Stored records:
□ □ □ □ □ □ □

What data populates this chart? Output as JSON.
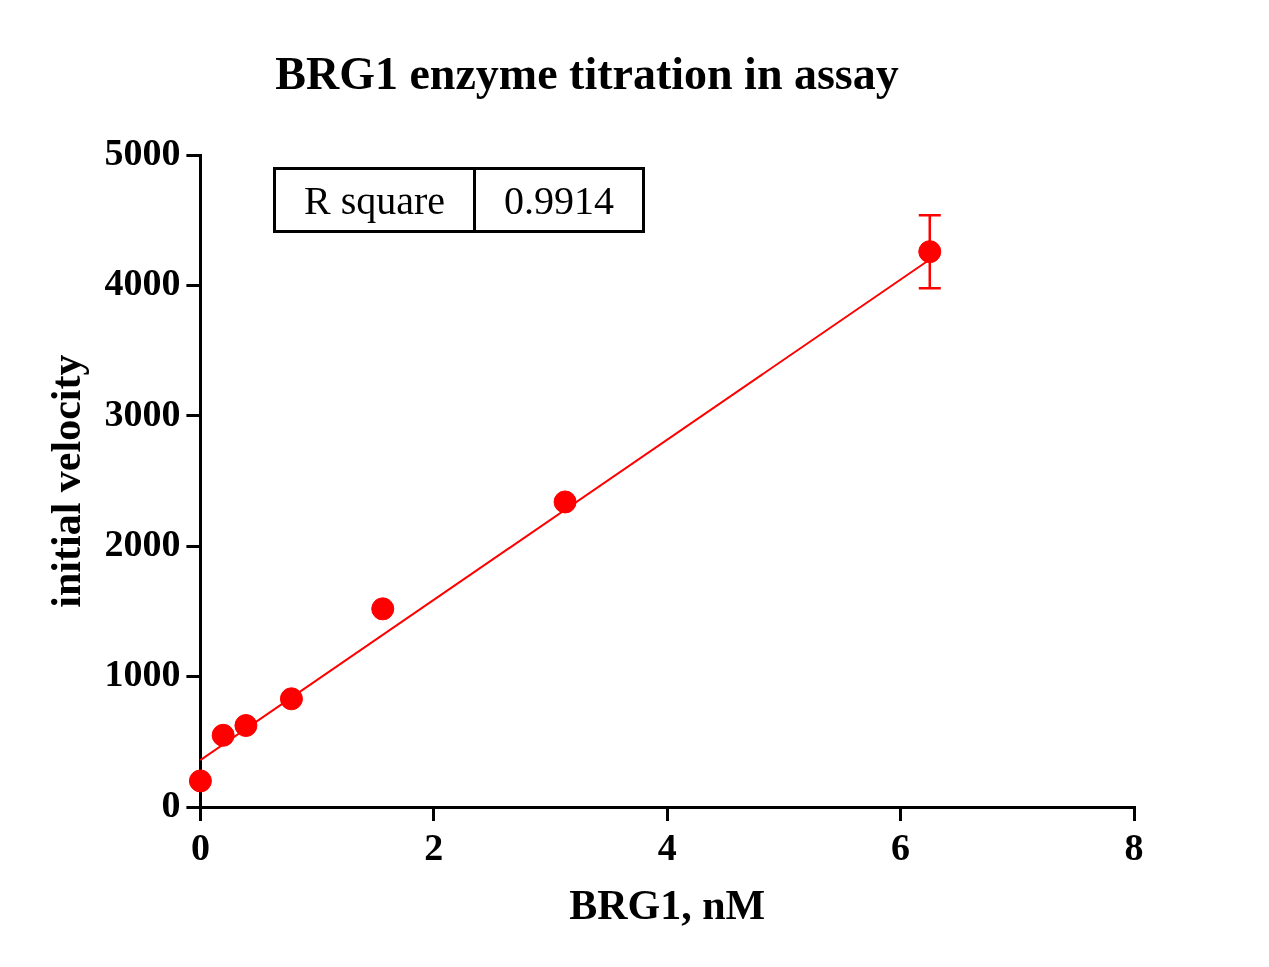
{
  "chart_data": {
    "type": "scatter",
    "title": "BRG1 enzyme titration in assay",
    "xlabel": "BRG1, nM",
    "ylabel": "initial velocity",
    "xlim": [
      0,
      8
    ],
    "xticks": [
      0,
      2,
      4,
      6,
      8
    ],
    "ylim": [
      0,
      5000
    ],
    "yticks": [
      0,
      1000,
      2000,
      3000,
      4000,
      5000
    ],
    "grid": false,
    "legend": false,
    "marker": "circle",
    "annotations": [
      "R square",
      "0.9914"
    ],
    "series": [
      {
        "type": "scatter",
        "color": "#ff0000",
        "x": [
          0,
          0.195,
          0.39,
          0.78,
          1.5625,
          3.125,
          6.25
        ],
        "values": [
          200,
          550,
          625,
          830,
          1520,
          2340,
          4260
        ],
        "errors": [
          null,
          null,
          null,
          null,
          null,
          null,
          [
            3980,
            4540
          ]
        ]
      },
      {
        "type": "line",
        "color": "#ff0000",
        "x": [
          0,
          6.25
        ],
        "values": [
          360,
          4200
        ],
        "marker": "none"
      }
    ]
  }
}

□ □ □ □ □ □ □

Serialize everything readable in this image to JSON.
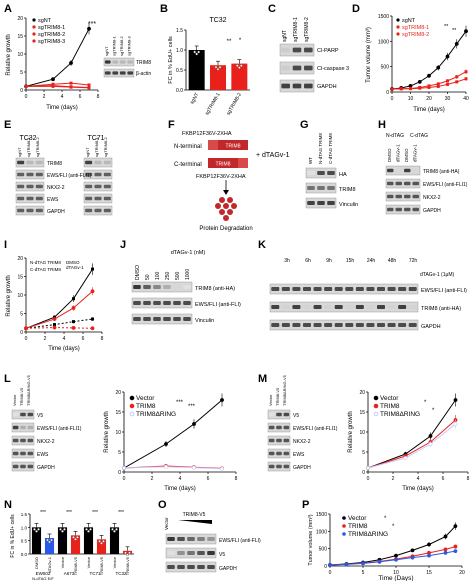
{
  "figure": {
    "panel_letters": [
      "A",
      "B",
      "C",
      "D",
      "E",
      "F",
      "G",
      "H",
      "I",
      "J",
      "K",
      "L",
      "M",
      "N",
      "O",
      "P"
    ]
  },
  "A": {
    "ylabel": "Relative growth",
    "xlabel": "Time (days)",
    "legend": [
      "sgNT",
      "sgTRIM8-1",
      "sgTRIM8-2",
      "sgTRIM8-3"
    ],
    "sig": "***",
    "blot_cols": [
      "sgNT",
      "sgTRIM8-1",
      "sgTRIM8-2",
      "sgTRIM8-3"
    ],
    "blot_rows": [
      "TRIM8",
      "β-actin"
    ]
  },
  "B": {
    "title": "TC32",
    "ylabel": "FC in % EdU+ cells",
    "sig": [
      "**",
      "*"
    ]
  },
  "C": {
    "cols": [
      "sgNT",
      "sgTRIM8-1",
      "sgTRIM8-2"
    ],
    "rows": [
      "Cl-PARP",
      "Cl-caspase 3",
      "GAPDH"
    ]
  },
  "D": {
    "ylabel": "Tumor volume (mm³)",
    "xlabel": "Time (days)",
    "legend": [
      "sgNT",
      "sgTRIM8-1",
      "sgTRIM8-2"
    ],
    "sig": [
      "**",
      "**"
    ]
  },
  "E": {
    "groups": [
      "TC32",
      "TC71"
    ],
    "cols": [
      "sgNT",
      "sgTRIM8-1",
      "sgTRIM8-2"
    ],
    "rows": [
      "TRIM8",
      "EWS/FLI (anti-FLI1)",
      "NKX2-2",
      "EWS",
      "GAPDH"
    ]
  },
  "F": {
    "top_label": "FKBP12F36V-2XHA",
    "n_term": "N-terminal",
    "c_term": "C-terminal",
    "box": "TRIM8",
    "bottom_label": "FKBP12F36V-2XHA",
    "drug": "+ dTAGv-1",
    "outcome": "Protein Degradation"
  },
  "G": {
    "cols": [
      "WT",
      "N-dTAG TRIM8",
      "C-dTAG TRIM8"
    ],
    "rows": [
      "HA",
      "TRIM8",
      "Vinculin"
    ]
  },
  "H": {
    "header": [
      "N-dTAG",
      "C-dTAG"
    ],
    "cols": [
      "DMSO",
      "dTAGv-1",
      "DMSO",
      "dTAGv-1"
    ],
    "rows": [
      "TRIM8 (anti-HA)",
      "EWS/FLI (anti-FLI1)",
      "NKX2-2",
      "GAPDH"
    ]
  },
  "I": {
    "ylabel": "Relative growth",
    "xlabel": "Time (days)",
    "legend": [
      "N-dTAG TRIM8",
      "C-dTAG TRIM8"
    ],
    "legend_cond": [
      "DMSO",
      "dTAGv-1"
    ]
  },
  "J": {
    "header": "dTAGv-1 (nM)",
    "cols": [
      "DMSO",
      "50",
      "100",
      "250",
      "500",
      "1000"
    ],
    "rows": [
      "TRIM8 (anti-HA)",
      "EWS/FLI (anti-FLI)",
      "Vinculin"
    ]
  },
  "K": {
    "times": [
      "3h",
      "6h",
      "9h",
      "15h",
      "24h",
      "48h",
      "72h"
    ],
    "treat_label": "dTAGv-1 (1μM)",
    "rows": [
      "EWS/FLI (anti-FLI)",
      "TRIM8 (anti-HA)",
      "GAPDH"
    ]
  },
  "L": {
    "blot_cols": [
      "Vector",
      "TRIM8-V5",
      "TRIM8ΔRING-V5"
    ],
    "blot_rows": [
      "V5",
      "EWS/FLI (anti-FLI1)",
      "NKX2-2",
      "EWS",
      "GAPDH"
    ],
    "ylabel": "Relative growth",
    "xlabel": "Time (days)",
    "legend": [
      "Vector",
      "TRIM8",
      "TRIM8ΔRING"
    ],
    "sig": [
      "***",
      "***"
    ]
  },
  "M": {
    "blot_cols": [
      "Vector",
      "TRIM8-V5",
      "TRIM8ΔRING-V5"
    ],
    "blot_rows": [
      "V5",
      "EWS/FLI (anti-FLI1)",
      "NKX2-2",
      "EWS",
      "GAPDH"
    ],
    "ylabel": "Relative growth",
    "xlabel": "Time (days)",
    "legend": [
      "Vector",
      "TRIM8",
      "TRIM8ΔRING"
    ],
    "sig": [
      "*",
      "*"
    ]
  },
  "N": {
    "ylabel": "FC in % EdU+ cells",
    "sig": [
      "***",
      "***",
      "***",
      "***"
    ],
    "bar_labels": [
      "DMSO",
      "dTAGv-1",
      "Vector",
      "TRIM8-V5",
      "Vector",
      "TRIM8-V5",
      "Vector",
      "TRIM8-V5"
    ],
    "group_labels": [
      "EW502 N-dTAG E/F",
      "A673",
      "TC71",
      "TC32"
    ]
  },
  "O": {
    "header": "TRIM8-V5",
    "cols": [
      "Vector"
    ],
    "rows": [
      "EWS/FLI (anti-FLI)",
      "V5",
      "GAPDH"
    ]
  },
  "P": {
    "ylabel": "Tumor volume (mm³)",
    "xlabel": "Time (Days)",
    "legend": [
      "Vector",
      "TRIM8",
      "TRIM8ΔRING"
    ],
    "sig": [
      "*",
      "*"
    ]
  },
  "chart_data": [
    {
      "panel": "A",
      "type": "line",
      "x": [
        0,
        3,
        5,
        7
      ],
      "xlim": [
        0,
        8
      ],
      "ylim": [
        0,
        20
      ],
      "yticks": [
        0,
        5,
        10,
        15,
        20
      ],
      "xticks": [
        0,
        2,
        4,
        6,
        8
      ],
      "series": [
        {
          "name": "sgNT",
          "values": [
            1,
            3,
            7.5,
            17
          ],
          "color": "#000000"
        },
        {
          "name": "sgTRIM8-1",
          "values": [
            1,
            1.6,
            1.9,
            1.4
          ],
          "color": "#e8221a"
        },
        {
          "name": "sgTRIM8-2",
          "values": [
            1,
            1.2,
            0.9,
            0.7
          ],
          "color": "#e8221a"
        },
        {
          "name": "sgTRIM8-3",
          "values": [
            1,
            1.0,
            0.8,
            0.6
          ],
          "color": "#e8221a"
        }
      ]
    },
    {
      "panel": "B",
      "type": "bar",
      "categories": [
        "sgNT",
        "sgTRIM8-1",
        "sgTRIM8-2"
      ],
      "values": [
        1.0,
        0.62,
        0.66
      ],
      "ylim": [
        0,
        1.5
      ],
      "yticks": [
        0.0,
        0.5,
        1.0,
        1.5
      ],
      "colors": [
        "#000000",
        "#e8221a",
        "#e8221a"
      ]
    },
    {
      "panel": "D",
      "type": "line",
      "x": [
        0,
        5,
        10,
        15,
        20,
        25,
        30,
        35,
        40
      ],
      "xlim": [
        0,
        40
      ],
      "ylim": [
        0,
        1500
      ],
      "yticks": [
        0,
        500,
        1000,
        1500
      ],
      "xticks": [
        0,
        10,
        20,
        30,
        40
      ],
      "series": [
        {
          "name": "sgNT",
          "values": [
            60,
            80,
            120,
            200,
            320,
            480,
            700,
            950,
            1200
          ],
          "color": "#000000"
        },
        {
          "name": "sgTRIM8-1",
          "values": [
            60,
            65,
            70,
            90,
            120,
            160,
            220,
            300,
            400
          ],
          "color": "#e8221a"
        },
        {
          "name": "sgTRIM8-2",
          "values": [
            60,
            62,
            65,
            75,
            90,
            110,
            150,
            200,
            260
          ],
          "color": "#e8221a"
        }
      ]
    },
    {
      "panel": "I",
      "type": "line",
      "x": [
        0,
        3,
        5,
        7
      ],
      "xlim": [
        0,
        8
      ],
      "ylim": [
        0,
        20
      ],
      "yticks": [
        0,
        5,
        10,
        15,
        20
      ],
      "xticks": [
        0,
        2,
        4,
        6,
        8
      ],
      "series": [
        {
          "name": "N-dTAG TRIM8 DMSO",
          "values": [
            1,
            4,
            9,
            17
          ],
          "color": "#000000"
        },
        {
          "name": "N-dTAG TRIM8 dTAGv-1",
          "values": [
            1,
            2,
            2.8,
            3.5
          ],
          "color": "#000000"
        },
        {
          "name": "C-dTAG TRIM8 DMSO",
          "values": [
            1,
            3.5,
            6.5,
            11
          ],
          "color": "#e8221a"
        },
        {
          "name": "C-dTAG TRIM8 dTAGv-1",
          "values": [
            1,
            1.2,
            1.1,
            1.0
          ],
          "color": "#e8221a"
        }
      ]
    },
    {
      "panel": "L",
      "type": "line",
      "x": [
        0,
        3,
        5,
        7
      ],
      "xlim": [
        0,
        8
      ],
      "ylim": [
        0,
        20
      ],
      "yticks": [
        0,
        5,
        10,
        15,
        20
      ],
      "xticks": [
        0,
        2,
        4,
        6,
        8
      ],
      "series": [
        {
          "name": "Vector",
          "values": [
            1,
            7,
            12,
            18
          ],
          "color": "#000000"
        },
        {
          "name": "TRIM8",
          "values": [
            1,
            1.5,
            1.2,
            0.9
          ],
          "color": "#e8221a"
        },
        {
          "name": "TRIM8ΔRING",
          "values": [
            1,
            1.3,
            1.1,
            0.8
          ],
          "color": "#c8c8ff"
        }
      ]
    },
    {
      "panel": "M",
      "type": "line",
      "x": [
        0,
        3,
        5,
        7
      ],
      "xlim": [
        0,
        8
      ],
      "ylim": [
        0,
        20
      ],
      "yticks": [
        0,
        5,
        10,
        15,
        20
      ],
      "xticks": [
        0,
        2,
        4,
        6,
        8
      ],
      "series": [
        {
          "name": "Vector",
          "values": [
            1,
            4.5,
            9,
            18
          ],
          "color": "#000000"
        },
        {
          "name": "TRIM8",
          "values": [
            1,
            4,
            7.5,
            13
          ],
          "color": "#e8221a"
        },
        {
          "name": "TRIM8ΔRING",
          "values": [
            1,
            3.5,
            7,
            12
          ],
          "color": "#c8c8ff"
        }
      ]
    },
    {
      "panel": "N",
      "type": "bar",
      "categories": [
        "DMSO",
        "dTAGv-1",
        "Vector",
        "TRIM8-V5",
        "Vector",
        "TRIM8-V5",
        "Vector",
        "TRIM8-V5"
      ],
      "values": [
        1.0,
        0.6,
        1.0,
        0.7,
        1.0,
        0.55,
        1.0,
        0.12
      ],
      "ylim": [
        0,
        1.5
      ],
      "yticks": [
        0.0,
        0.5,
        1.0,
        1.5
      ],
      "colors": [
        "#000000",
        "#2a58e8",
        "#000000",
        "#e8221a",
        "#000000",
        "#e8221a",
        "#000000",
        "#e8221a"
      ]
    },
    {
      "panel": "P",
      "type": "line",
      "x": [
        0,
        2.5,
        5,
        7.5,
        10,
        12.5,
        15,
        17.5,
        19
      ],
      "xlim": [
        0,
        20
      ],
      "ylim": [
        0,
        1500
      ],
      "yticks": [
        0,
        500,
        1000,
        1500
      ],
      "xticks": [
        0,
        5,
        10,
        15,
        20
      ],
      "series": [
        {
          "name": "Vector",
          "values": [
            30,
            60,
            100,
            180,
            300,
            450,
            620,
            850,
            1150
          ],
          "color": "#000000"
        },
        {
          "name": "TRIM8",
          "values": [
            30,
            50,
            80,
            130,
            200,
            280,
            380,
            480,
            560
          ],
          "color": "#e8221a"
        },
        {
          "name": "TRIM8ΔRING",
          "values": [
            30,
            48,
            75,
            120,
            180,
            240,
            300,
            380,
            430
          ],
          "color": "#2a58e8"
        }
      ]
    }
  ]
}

□ □ □ □ □ □ □

The required answer is each line of the data in which the word "this" appears.

▸ **Solution**
What data populates this chart? Output as JSON.
Serialize everything readable in this image to JSON.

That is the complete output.